> Stated problem:
Copy out each line of the data holding "CARREIRA".

** Begin Supplied information **

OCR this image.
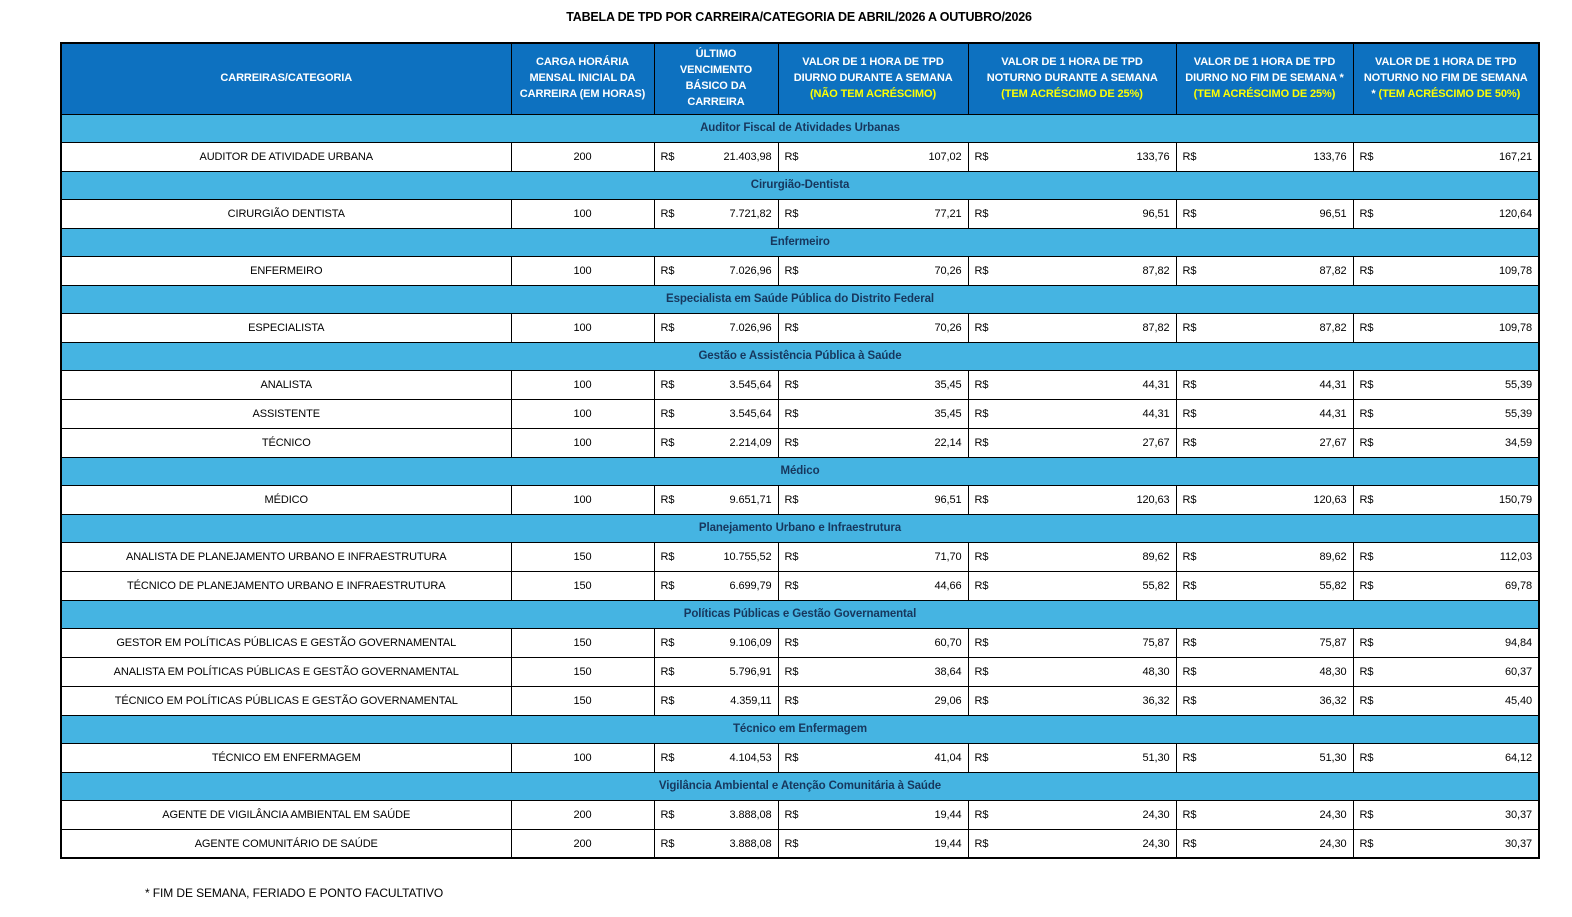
TABELA DE TPD POR CARREIRA/CATEGORIA DE ABRIL/2026 A OUTUBRO/2026
CARREIRAS/CATEGORIA	CARGA HORÁRIA MENSAL INICIAL DA CARREIRA (EM HORAS)	ÚLTIMO VENCIMENTO BÁSICO DA CARREIRA	VALOR DE 1 HORA DE TPD DIURNO DURANTE A SEMANA (NÃO TEM ACRÉSCIMO)	VALOR DE 1 HORA DE TPD NOTURNO DURANTE A SEMANA (TEM ACRÉSCIMO DE 25%)	VALOR DE 1 HORA DE TPD DIURNO NO FIM DE SEMANA * (TEM ACRÉSCIMO DE 25%)	VALOR DE 1 HORA DE TPD NOTURNO NO FIM DE SEMANA * (TEM ACRÉSCIMO DE 50%)
Auditor Fiscal de Atividades Urbanas						
AUDITOR DE ATIVIDADE URBANA	200	R$ 21.403,98	R$ 107,02	R$ 133,76	R$ 133,76	R$ 167,21

Cirurgião-Dentista						
CIRURGIÃO DENTISTA	100	R$ 7.721,82	R$ 77,21	R$ 96,51	R$ 96,51	R$ 120,64

Enfermeiro						
ENFERMEIRO	100	R$ 7.026,96	R$ 70,26	R$ 87,82	R$ 87,82	R$ 109,78

Especialista em Saúde Pública do Distrito Federal						
ESPECIALISTA	100	R$ 7.026,96	R$ 70,26	R$ 87,82	R$ 87,82	R$ 109,78

Gestão e Assistência Pública à Saúde						
ANALISTA	100	R$ 3.545,64	R$ 35,45	R$ 44,31	R$ 44,31	R$ 55,39

ASSISTENTE	100	R$ 3.545,64	R$ 35,45	R$ 44,31	R$ 44,31	R$ 55,39

TÉCNICO	100	R$ 2.214,09	R$ 22,14	R$ 27,67	R$ 27,67	R$ 34,59

Médico						
MÉDICO	100	R$ 9.651,71	R$ 96,51	R$ 120,63	R$ 120,63	R$ 150,79

Planejamento Urbano e Infraestrutura						
ANALISTA DE PLANEJAMENTO URBANO E INFRAESTRUTURA	150	R$ 10.755,52	R$ 71,70	R$ 89,62	R$ 89,62	R$ 112,03

TÉCNICO DE PLANEJAMENTO URBANO E INFRAESTRUTURA	150	R$ 6.699,79	R$ 44,66	R$ 55,82	R$ 55,82	R$ 69,78

Políticas Públicas e Gestão Governamental						
GESTOR EM POLÍTICAS PÚBLICAS E GESTÃO GOVERNAMENTAL	150	R$ 9.106,09	R$ 60,70	R$ 75,87	R$ 75,87	R$ 94,84

ANALISTA EM POLÍTICAS PÚBLICAS E GESTÃO GOVERNAMENTAL	150	R$ 5.796,91	R$ 38,64	R$ 48,30	R$ 48,30	R$ 60,37

TÉCNICO EM POLÍTICAS PÚBLICAS E GESTÃO GOVERNAMENTAL	150	R$ 4.359,11	R$ 29,06	R$ 36,32	R$ 36,32	R$ 45,40

Técnico em Enfermagem						
TÉCNICO EM ENFERMAGEM	100	R$ 4.104,53	R$ 41,04	R$ 51,30	R$ 51,30	R$ 64,12

Vigilância Ambiental e Atenção Comunitária à Saúde						
AGENTE DE VIGILÂNCIA AMBIENTAL EM SAÚDE	200	R$ 3.888,08	R$ 19,44	R$ 24,30	R$ 24,30	R$ 30,37

AGENTE COMUNITÁRIO DE SAÚDE	200	R$ 3.888,08	R$ 19,44	R$ 24,30	R$ 24,30	R$ 30,37
* FIM DE SEMANA, FERIADO E PONTO FACULTATIVO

** End Supplied information **

> Full response:
TABELA DE TPD POR CARREIRA/CATEGORIA DE ABRIL/2026 A OUTUBRO/2026
CARREIRAS/CATEGORIA	CARGA HORÁRIA MENSAL INICIAL DA CARREIRA (EM HORAS)	ÚLTIMO VENCIMENTO BÁSICO DA CARREIRA	VALOR DE 1 HORA DE TPD DIURNO DURANTE A SEMANA (NÃO TEM ACRÉSCIMO)	VALOR DE 1 HORA DE TPD NOTURNO DURANTE A SEMANA (TEM ACRÉSCIMO DE 25%)	VALOR DE 1 HORA DE TPD DIURNO NO FIM DE SEMANA * (TEM ACRÉSCIMO DE 25%)	VALOR DE 1 HORA DE TPD NOTURNO NO FIM DE SEMANA * (TEM ACRÉSCIMO DE 50%)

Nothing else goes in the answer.